* [Exercise inputs]:

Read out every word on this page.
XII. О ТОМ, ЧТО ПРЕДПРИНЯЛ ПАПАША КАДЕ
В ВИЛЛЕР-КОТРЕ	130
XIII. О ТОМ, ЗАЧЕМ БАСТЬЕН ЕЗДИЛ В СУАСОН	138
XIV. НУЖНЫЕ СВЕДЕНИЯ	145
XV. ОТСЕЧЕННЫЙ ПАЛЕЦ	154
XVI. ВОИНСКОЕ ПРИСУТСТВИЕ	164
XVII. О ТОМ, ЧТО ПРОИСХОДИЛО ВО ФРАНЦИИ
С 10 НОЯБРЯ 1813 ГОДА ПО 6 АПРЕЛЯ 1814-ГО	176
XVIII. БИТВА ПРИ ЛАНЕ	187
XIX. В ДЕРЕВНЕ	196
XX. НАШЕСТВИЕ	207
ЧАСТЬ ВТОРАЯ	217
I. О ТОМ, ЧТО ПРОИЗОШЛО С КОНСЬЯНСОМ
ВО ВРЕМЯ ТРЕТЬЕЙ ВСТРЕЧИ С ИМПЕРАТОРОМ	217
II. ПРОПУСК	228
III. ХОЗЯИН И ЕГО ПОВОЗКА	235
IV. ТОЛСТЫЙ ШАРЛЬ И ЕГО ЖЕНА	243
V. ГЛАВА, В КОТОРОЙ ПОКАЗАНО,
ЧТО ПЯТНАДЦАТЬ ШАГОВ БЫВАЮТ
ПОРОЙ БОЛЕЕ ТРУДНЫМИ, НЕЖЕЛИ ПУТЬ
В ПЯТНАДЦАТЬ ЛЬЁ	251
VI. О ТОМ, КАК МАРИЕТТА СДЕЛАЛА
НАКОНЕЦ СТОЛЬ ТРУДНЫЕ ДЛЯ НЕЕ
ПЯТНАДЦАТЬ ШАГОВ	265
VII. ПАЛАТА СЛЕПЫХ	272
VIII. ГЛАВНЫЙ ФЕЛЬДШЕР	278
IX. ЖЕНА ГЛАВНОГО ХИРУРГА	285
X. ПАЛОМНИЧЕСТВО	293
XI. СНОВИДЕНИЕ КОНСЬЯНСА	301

* [The request]: Show every line that contains the word "ПЯТНАДЦАТЬ".

* [Answer to this task]:
ЧТО ПЯТНАДЦАТЬ ШАГОВ БЫВАЮТ
В ПЯТНАДЦАТЬ ЛЬЁ	251
ПЯТНАДЦАТЬ ШАГОВ	265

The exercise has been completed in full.